--- begin ---

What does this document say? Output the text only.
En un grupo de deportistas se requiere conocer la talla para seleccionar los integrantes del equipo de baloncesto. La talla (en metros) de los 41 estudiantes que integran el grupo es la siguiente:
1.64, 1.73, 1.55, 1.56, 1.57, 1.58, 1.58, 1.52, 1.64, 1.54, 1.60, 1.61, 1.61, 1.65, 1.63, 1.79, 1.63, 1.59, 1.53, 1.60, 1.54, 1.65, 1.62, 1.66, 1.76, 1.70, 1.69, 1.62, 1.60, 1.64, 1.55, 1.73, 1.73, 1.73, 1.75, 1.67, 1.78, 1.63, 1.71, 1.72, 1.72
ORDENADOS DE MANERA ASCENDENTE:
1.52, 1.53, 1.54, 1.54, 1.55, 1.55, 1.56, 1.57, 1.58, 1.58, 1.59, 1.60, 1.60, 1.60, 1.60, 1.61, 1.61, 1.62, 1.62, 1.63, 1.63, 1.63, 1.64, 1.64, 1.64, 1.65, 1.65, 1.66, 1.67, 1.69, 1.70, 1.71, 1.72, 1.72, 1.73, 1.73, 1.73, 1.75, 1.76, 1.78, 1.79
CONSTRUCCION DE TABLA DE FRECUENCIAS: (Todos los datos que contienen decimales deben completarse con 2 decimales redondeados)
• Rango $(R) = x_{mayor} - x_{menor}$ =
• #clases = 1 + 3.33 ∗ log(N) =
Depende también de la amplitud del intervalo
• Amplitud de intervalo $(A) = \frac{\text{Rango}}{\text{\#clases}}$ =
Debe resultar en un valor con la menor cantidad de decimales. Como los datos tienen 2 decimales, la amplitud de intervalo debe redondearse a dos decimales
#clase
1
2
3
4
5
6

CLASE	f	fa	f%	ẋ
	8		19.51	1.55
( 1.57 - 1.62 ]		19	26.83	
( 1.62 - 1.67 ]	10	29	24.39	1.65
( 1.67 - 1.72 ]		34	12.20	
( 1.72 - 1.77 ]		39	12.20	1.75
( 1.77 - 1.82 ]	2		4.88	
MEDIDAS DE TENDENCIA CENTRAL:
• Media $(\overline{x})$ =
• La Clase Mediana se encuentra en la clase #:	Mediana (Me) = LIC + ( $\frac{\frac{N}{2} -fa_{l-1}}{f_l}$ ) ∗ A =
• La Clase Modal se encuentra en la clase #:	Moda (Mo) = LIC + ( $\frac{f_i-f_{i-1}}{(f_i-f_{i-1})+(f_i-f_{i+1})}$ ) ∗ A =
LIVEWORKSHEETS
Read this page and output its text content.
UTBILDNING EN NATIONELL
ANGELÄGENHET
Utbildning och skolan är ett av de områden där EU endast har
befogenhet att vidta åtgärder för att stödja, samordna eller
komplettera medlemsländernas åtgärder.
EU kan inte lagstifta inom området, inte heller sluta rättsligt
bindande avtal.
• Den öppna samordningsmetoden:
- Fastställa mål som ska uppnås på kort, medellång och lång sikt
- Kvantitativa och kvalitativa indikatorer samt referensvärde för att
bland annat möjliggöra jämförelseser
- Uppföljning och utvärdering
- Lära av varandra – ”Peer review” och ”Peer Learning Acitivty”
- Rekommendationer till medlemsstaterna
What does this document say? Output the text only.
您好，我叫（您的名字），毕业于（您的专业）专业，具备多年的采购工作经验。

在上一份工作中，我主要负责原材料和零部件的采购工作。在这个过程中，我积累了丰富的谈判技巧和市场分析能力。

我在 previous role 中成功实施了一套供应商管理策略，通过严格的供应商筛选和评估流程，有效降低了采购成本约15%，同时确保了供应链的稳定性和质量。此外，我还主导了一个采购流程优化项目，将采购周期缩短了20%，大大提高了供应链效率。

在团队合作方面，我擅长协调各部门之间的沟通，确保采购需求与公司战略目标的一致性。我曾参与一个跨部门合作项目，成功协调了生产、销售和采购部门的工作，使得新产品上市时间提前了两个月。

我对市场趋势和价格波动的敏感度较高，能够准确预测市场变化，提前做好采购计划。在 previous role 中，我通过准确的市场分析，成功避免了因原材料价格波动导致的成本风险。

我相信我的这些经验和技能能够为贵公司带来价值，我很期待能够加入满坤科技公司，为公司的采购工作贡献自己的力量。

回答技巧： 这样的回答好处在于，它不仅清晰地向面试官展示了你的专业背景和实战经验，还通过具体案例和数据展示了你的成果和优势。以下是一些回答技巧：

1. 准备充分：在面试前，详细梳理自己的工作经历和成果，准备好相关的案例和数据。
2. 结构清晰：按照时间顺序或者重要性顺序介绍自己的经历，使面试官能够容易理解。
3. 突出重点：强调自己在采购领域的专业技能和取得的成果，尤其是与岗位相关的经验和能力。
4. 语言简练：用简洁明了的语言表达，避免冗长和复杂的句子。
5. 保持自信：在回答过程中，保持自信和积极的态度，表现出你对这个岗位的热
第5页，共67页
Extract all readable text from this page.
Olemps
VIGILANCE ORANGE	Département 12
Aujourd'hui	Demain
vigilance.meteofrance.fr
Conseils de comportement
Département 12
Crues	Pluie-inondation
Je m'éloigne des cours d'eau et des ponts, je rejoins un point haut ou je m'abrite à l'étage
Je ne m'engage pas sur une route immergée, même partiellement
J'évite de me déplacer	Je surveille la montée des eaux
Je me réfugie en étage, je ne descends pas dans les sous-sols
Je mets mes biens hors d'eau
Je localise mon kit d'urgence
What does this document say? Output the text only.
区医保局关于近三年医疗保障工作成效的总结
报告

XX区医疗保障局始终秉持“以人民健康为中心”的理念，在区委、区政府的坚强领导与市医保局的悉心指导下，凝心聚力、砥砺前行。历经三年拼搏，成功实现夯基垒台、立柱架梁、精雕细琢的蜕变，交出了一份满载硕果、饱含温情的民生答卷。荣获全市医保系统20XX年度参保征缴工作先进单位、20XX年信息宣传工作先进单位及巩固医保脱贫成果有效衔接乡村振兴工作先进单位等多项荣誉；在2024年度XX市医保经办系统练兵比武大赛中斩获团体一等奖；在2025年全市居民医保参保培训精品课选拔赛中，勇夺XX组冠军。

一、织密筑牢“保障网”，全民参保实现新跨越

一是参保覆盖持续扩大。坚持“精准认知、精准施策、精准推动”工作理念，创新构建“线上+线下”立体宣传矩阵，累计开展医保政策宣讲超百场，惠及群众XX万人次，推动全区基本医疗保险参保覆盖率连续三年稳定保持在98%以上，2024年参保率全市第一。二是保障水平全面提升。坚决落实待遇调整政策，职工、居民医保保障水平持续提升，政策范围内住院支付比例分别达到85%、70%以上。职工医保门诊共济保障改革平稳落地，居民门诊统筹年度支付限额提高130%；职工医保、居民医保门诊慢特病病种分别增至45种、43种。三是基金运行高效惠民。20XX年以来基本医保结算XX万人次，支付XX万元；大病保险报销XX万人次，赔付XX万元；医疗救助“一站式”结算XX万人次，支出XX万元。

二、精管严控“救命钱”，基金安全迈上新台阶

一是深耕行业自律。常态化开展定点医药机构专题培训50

--- end ---

→ **Written problem**
Write out the data exactly as it stands.

→ **Response below**
What does this document say? Output the text only.
En un grupo de deportistas se requiere conocer la talla para seleccionar los integrantes del equipo de baloncesto. La talla (en metros) de los 41 estudiantes que integran el grupo es la siguiente:
1.64, 1.73, 1.55, 1.56, 1.57, 1.58, 1.58, 1.52, 1.64, 1.54, 1.60, 1.61, 1.61, 1.65, 1.63, 1.79, 1.63, 1.59, 1.53, 1.60, 1.54, 1.65, 1.62, 1.66, 1.76, 1.70, 1.69, 1.62, 1.60, 1.64, 1.55, 1.73, 1.73, 1.73, 1.75, 1.67, 1.78, 1.63, 1.71, 1.72, 1.72
ORDENADOS DE MANERA ASCENDENTE:
1.52, 1.53, 1.54, 1.54, 1.55, 1.55, 1.56, 1.57, 1.58, 1.58, 1.59, 1.60, 1.60, 1.60, 1.60, 1.61, 1.61, 1.62, 1.62, 1.63, 1.63, 1.63, 1.64, 1.64, 1.64, 1.65, 1.65, 1.66, 1.67, 1.69, 1.70, 1.71, 1.72, 1.72, 1.73, 1.73, 1.73, 1.75, 1.76, 1.78, 1.79
CONSTRUCCION DE TABLA DE FRECUENCIAS: (Todos los datos que contienen decimales deben completarse con 2 decimales redondeados)
• Rango $(R) = x_{mayor} - x_{menor}$ =
• #clases = 1 + 3.33 ∗ log(N) =
Depende también de la amplitud del intervalo
• Amplitud de intervalo $(A) = \frac{\text{Rango}}{\text{\#clases}}$ =
Debe resultar en un valor con la menor cantidad de decimales. Como los datos tienen 2 decimales, la amplitud de intervalo debe redondearse a dos decimales
#clase
1
2
3
4
5
6

CLASE	f	fa	f%	ẋ
	8		19.51	1.55
( 1.57 - 1.62 ]		19	26.83	
( 1.62 - 1.67 ]	10	29	24.39	1.65
( 1.67 - 1.72 ]		34	12.20	
( 1.72 - 1.77 ]		39	12.20	1.75
( 1.77 - 1.82 ]	2		4.88	
MEDIDAS DE TENDENCIA CENTRAL:
• Media $(\overline{x})$ =
• La Clase Mediana se encuentra en la clase #:	Mediana (Me) = LIC + ( $\frac{\frac{N}{2} -fa_{l-1}}{f_l}$ ) ∗ A =
• La Clase Modal se encuentra en la clase #:	Moda (Mo) = LIC + ( $\frac{f_i-f_{i-1}}{(f_i-f_{i-1})+(f_i-f_{i+1})}$ ) ∗ A =
LIVEWORKSHEETS
Read this page and output its text content.
UTBILDNING EN NATIONELL
ANGELÄGENHET
Utbildning och skolan är ett av de områden där EU endast har
befogenhet att vidta åtgärder för att stödja, samordna eller
komplettera medlemsländernas åtgärder.
EU kan inte lagstifta inom området, inte heller sluta rättsligt
bindande avtal.
• Den öppna samordningsmetoden:
- Fastställa mål som ska uppnås på kort, medellång och lång sikt
- Kvantitativa och kvalitativa indikatorer samt referensvärde för att
bland annat möjliggöra jämförelseser
- Uppföljning och utvärdering
- Lära av varandra – ”Peer review” och ”Peer Learning Acitivty”
- Rekommendationer till medlemsstaterna
What does this document say? Output the text only.
您好，我叫（您的名字），毕业于（您的专业）专业，具备多年的采购工作经验。

在上一份工作中，我主要负责原材料和零部件的采购工作。在这个过程中，我积累了丰富的谈判技巧和市场分析能力。

我在 previous role 中成功实施了一套供应商管理策略，通过严格的供应商筛选和评估流程，有效降低了采购成本约15%，同时确保了供应链的稳定性和质量。此外，我还主导了一个采购流程优化项目，将采购周期缩短了20%，大大提高了供应链效率。

在团队合作方面，我擅长协调各部门之间的沟通，确保采购需求与公司战略目标的一致性。我曾参与一个跨部门合作项目，成功协调了生产、销售和采购部门的工作，使得新产品上市时间提前了两个月。

我对市场趋势和价格波动的敏感度较高，能够准确预测市场变化，提前做好采购计划。在 previous role 中，我通过准确的市场分析，成功避免了因原材料价格波动导致的成本风险。

我相信我的这些经验和技能能够为贵公司带来价值，我很期待能够加入满坤科技公司，为公司的采购工作贡献自己的力量。

回答技巧： 这样的回答好处在于，它不仅清晰地向面试官展示了你的专业背景和实战经验，还通过具体案例和数据展示了你的成果和优势。以下是一些回答技巧：

1. 准备充分：在面试前，详细梳理自己的工作经历和成果，准备好相关的案例和数据。
2. 结构清晰：按照时间顺序或者重要性顺序介绍自己的经历，使面试官能够容易理解。
3. 突出重点：强调自己在采购领域的专业技能和取得的成果，尤其是与岗位相关的经验和能力。
4. 语言简练：用简洁明了的语言表达，避免冗长和复杂的句子。
5. 保持自信：在回答过程中，保持自信和积极的态度，表现出你对这个岗位的热
第5页，共67页
Extract all readable text from this page.
Olemps
VIGILANCE ORANGE	Département 12
Aujourd'hui	Demain
vigilance.meteofrance.fr
Conseils de comportement
Département 12
Crues	Pluie-inondation
Je m'éloigne des cours d'eau et des ponts, je rejoins un point haut ou je m'abrite à l'étage
Je ne m'engage pas sur une route immergée, même partiellement
J'évite de me déplacer	Je surveille la montée des eaux
Je me réfugie en étage, je ne descends pas dans les sous-sols
Je mets mes biens hors d'eau
Je localise mon kit d'urgence
What does this document say? Output the text only.
区医保局关于近三年医疗保障工作成效的总结
报告

XX区医疗保障局始终秉持“以人民健康为中心”的理念，在区委、区政府的坚强领导与市医保局的悉心指导下，凝心聚力、砥砺前行。历经三年拼搏，成功实现夯基垒台、立柱架梁、精雕细琢的蜕变，交出了一份满载硕果、饱含温情的民生答卷。荣获全市医保系统20XX年度参保征缴工作先进单位、20XX年信息宣传工作先进单位及巩固医保脱贫成果有效衔接乡村振兴工作先进单位等多项荣誉；在2024年度XX市医保经办系统练兵比武大赛中斩获团体一等奖；在2025年全市居民医保参保培训精品课选拔赛中，勇夺XX组冠军。

一、织密筑牢“保障网”，全民参保实现新跨越

一是参保覆盖持续扩大。坚持“精准认知、精准施策、精准推动”工作理念，创新构建“线上+线下”立体宣传矩阵，累计开展医保政策宣讲超百场，惠及群众XX万人次，推动全区基本医疗保险参保覆盖率连续三年稳定保持在98%以上，2024年参保率全市第一。二是保障水平全面提升。坚决落实待遇调整政策，职工、居民医保保障水平持续提升，政策范围内住院支付比例分别达到85%、70%以上。职工医保门诊共济保障改革平稳落地，居民门诊统筹年度支付限额提高130%；职工医保、居民医保门诊慢特病病种分别增至45种、43种。三是基金运行高效惠民。20XX年以来基本医保结算XX万人次，支付XX万元；大病保险报销XX万人次，赔付XX万元；医疗救助“一站式”结算XX万人次，支出XX万元。

二、精管严控“救命钱”，基金安全迈上新台阶

一是深耕行业自律。常态化开展定点医药机构专题培训50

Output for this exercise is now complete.